- **Brief**: How many lines hold the string "between"? Give only the number.

Collected data entries:

= = = = =

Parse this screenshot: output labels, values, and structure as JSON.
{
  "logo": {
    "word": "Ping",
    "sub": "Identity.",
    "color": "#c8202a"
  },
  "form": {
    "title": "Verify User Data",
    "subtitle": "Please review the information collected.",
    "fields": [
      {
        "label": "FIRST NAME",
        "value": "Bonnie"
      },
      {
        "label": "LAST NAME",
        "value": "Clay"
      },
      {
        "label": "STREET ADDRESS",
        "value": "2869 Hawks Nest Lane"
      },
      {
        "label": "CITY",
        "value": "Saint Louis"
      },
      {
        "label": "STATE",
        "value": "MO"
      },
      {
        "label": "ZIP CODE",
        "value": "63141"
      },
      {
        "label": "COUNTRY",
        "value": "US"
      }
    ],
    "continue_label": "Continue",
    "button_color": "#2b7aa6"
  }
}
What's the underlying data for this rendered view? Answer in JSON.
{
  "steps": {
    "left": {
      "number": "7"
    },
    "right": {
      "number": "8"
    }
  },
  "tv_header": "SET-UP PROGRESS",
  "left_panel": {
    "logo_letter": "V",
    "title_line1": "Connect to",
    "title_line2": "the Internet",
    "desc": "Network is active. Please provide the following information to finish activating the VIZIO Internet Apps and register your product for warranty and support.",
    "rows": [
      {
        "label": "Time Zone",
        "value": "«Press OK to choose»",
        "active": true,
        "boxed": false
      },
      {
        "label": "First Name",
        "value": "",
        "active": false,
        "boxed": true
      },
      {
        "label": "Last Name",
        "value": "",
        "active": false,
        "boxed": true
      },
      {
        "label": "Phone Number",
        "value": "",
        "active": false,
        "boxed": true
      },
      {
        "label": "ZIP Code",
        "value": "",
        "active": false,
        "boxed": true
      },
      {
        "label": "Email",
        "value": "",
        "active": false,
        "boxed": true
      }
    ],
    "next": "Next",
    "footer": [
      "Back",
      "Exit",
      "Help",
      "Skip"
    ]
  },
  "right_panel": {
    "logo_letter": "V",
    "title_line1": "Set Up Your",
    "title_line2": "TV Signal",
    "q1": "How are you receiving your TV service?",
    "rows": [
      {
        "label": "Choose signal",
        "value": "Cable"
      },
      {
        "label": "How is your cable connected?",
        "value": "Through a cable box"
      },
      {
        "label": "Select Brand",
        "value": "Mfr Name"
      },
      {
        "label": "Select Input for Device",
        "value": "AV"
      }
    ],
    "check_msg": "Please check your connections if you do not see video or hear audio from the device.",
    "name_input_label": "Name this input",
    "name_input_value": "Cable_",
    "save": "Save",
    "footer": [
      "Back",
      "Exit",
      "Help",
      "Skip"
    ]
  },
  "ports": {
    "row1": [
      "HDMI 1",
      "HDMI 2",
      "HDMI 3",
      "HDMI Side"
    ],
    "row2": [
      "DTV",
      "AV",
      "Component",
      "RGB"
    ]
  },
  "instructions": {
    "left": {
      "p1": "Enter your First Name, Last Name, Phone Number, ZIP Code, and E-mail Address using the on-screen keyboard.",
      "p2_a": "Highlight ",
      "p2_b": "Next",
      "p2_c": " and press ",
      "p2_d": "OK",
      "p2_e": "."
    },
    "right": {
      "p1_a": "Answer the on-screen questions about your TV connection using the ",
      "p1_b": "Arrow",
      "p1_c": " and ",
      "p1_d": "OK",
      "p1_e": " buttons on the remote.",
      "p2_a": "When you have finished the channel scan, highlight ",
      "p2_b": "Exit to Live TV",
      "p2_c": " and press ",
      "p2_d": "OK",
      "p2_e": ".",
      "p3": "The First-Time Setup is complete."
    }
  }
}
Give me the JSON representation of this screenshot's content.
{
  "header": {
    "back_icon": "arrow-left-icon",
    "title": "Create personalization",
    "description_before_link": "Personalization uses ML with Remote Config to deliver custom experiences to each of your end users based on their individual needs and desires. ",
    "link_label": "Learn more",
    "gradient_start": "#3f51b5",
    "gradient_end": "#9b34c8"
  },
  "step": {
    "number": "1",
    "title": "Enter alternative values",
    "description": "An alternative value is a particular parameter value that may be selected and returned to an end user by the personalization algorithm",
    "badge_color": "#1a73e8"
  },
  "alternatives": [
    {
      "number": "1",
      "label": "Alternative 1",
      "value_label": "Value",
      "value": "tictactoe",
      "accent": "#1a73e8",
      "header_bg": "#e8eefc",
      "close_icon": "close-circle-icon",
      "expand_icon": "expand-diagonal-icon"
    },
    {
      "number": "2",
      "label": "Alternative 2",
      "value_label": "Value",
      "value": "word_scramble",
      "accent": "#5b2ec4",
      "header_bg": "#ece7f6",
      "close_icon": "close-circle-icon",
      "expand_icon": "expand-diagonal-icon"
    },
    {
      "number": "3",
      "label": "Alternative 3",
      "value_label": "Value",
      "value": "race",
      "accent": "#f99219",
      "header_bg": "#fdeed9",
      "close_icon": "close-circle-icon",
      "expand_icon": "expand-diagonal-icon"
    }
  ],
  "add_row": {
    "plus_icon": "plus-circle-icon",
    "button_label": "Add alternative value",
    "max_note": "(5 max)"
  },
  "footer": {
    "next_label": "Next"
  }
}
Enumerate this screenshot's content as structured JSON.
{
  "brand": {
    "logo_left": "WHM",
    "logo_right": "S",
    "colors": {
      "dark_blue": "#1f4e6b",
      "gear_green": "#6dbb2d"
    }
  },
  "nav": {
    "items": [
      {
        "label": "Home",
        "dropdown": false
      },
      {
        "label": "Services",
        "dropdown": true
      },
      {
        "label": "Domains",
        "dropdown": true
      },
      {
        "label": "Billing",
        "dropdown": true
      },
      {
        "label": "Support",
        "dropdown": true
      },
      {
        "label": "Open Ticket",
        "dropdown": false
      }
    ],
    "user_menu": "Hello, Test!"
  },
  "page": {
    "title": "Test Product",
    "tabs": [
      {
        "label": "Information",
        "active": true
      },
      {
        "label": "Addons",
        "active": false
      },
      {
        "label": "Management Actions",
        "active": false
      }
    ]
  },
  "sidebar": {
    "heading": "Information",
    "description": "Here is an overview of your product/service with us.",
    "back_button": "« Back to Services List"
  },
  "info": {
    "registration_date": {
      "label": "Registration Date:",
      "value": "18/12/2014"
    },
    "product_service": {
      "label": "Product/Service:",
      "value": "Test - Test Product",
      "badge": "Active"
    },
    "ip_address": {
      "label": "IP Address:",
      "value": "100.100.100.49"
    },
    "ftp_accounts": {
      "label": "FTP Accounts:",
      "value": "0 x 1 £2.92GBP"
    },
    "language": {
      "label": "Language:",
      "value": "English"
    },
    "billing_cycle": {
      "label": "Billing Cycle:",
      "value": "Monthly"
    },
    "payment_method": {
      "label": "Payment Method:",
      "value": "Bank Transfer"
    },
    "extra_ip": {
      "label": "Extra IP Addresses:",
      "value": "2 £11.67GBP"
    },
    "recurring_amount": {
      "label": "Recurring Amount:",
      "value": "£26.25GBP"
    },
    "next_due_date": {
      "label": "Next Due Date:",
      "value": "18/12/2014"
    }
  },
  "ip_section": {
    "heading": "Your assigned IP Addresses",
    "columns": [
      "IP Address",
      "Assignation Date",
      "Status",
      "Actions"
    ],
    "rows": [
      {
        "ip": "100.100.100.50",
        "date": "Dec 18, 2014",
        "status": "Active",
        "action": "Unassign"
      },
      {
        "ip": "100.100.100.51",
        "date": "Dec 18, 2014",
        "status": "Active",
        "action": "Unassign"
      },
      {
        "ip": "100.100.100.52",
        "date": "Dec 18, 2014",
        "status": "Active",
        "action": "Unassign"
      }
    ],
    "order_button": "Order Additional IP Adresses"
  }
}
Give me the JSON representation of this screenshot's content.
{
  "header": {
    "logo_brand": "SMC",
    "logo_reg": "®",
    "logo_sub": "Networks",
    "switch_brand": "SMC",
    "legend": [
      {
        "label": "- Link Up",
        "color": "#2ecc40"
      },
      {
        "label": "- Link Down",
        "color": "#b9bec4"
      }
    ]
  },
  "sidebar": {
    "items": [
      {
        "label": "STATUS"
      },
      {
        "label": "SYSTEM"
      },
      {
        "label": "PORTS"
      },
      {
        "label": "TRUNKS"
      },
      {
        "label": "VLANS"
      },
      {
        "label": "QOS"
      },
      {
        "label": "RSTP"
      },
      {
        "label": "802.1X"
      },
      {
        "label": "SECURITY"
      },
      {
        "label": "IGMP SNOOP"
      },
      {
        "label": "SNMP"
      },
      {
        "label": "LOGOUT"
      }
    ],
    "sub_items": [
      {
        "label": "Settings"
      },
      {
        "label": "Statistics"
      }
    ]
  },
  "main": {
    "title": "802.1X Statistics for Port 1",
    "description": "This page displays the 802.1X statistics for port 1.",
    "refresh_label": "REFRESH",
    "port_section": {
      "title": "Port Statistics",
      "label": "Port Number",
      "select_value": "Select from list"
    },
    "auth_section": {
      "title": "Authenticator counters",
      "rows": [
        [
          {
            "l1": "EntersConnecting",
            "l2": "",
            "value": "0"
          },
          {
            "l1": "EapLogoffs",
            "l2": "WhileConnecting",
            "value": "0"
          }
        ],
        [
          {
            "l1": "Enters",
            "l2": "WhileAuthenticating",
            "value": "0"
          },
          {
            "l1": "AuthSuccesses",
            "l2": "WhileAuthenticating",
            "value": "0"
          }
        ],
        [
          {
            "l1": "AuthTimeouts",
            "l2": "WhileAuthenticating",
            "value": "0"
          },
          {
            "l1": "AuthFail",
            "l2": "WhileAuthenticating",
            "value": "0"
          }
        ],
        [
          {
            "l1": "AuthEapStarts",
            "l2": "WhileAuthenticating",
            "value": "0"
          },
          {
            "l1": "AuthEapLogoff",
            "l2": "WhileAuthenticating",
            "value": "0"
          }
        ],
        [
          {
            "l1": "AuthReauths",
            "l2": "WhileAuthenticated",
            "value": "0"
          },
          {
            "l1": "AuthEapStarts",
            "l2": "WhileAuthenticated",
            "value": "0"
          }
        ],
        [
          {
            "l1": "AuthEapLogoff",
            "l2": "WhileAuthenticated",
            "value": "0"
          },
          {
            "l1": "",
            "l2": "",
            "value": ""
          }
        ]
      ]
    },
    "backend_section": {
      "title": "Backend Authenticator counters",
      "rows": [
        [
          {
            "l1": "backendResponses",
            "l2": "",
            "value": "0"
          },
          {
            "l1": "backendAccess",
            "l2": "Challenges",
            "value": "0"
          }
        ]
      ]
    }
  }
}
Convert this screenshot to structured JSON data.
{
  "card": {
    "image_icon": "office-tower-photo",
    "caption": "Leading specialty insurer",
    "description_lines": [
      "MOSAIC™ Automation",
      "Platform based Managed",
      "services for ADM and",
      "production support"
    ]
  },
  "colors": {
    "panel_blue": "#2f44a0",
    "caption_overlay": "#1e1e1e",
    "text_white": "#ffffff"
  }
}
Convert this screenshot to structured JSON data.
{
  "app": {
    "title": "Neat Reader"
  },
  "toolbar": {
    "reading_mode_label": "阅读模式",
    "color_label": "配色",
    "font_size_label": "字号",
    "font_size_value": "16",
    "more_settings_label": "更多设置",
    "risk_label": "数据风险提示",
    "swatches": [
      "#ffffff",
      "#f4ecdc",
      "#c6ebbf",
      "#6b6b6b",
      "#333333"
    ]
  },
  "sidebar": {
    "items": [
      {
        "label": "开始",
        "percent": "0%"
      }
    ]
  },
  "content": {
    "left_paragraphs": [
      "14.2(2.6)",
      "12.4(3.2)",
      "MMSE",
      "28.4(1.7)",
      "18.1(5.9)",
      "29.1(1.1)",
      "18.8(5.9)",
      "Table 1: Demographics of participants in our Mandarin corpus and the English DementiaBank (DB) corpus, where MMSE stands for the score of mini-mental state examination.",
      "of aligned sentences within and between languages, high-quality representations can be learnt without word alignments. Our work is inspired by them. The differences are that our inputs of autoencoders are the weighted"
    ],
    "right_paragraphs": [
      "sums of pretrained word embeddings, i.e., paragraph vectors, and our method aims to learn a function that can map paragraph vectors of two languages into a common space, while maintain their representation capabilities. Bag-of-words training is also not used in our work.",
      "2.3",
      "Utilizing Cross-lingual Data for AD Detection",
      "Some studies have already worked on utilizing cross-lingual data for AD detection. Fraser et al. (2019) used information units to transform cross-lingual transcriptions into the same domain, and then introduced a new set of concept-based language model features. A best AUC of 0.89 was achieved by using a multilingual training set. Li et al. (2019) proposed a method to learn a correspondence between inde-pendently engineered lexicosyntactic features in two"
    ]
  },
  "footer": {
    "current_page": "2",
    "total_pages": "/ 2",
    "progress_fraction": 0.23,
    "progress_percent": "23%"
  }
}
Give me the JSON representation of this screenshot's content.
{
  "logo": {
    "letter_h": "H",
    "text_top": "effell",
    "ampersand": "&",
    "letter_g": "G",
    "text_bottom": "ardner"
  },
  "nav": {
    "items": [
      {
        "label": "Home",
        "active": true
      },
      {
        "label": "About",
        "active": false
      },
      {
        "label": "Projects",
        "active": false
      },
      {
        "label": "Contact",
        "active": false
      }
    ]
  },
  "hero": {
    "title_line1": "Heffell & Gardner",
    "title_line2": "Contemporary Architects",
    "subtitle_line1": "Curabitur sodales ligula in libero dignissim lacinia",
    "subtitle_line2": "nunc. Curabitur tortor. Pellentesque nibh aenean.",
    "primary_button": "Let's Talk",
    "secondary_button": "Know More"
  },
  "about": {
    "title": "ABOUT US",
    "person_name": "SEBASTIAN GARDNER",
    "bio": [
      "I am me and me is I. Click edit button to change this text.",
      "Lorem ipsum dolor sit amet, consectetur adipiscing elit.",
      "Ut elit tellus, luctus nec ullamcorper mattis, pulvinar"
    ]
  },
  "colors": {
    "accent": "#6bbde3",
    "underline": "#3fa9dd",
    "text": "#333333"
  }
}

= = = = =

- **Problem solution**: 2